> **Problem to work on**:
Examine the records and identify each line that includes the string "dýchacích". Copy those lines.
Material provided start
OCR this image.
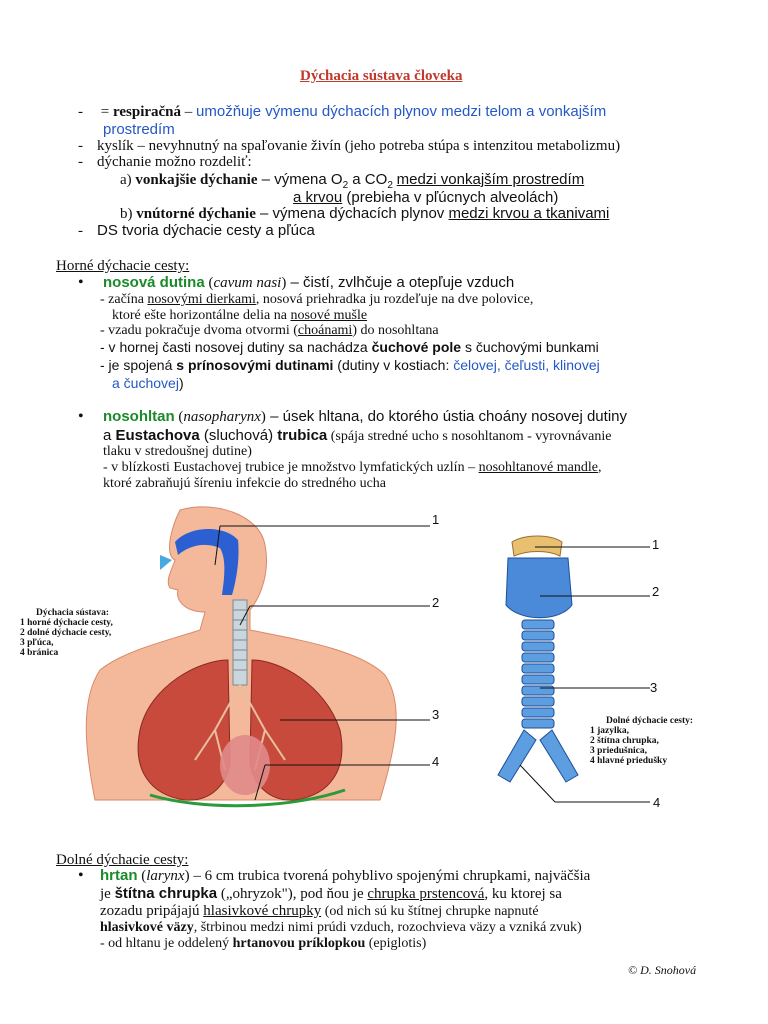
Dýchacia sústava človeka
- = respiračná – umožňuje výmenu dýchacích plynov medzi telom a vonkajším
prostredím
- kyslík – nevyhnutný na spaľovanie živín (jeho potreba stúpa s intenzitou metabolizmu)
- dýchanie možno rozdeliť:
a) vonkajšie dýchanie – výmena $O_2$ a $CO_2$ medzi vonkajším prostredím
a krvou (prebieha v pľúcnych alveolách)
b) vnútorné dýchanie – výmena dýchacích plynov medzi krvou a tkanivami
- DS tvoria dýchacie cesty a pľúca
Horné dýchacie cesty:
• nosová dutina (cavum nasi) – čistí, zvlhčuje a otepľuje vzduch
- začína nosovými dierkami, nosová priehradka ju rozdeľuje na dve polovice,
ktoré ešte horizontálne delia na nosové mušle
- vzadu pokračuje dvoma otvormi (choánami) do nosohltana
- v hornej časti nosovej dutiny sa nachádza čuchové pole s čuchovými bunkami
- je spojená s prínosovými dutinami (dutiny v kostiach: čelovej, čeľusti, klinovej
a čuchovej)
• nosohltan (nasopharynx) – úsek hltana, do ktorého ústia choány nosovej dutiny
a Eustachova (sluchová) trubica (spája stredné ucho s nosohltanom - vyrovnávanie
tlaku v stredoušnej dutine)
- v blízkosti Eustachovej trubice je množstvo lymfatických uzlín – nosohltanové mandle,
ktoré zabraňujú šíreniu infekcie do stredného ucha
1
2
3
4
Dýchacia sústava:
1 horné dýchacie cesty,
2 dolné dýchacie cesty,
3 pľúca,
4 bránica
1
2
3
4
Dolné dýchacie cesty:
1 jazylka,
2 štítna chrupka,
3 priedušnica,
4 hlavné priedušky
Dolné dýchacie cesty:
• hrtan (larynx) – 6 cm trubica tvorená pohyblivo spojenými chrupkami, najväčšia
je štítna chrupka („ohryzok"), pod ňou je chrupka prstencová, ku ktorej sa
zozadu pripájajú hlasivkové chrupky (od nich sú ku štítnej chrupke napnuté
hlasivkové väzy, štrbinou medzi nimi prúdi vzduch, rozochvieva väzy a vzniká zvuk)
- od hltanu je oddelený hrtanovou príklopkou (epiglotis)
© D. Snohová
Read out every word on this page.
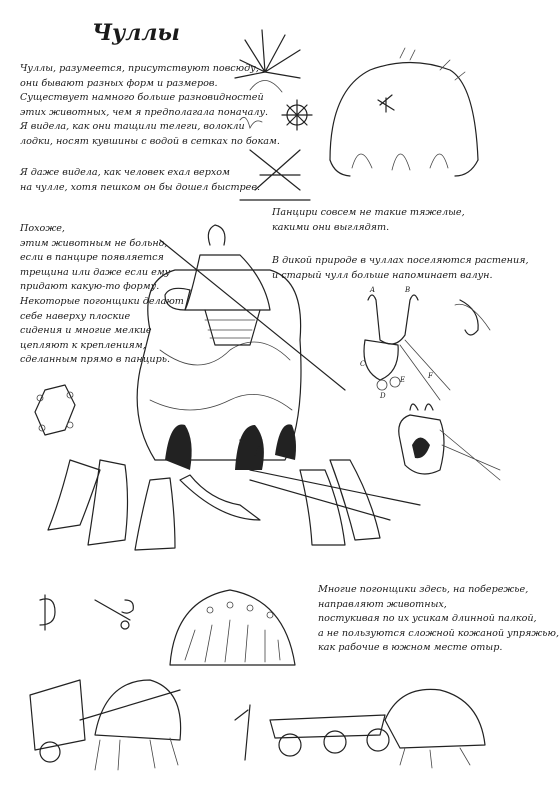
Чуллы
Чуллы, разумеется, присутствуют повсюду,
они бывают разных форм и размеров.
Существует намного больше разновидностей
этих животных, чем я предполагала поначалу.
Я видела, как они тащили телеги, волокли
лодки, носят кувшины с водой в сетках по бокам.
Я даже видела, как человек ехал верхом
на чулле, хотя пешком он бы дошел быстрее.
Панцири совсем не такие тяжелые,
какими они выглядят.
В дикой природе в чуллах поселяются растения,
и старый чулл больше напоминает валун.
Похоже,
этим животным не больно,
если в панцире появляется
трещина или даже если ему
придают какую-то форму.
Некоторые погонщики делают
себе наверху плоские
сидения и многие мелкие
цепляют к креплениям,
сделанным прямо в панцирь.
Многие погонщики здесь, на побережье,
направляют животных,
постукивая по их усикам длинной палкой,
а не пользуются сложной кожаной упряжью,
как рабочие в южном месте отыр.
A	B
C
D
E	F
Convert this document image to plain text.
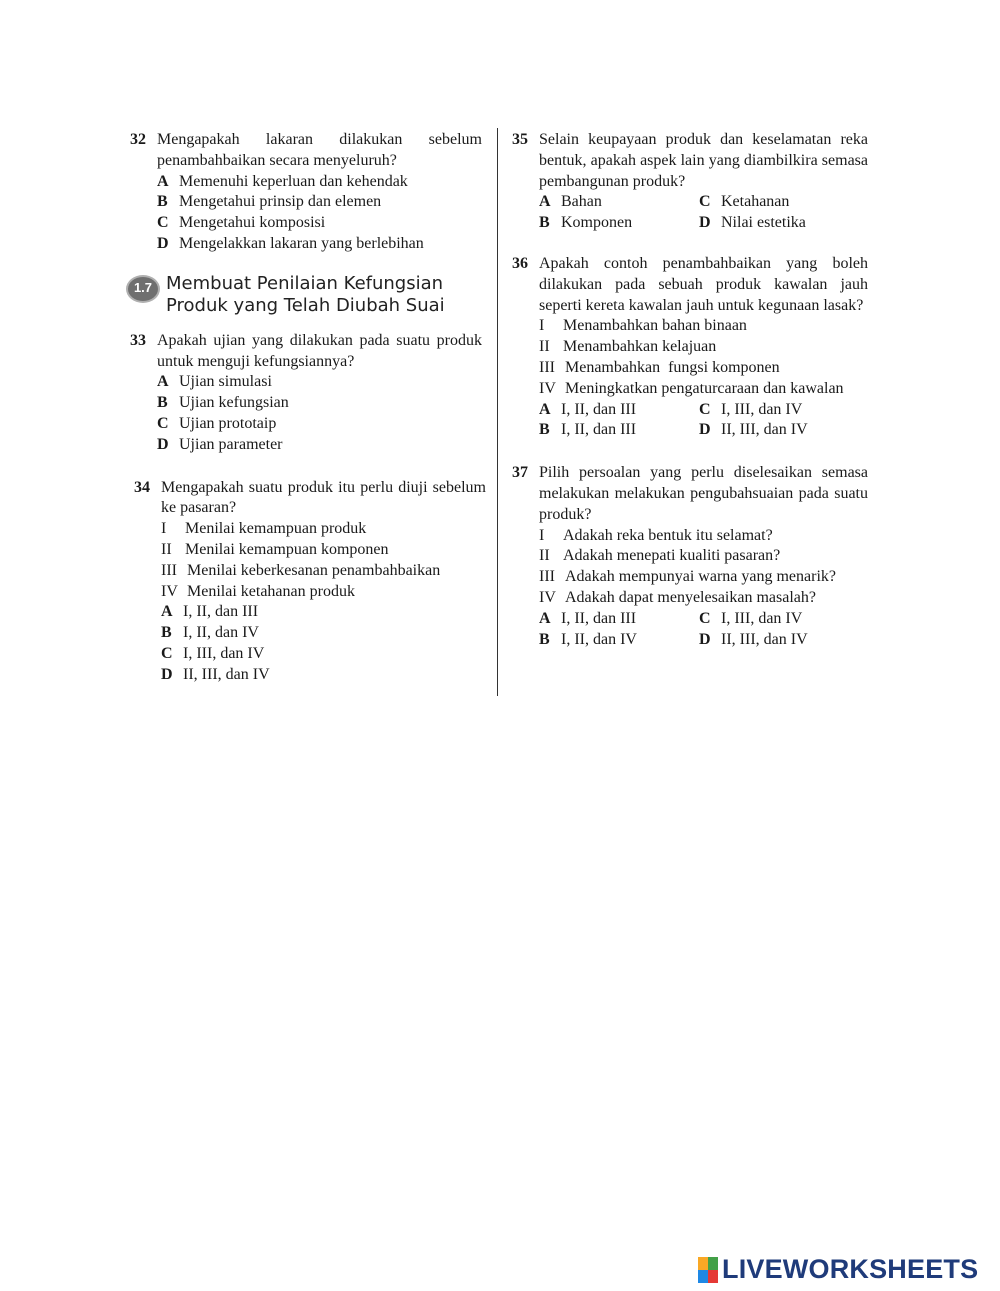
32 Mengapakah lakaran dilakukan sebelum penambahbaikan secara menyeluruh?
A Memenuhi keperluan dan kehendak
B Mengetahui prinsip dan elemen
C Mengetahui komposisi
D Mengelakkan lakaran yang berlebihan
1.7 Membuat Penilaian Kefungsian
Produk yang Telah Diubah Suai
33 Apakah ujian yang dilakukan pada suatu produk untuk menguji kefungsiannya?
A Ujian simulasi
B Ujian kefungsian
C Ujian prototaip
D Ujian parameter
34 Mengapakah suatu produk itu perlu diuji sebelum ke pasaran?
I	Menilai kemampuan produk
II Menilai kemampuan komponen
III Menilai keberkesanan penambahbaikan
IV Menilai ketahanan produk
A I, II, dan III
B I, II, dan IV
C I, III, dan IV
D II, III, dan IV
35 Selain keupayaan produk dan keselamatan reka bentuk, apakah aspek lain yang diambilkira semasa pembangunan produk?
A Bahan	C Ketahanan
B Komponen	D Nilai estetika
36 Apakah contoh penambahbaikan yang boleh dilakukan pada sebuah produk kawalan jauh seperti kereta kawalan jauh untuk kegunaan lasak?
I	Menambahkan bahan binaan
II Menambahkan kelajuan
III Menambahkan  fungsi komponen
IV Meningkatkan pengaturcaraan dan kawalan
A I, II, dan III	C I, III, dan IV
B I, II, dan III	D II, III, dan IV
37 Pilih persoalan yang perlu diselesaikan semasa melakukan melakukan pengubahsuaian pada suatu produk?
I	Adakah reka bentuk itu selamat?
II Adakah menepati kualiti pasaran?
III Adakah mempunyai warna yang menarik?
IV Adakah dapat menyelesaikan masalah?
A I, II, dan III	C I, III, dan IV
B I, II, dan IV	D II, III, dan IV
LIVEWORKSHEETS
Material provided end
Material provided start
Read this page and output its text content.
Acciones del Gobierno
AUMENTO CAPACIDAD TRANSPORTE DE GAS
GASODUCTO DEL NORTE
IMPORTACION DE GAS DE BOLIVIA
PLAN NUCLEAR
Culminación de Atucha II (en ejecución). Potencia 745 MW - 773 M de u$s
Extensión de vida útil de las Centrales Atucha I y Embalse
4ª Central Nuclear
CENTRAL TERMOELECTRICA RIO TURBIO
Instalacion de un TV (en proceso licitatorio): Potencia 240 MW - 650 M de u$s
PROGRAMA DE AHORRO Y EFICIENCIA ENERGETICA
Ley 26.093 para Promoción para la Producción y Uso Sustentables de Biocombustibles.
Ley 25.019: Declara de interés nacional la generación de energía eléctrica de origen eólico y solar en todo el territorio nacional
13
Material provided end
> **Complete output**:
- = respiračná – umožňuje výmenu dýchacích plynov medzi telom a vonkajším
b) vnútorné dýchanie – výmena dýchacích plynov medzi krvou a tkanivami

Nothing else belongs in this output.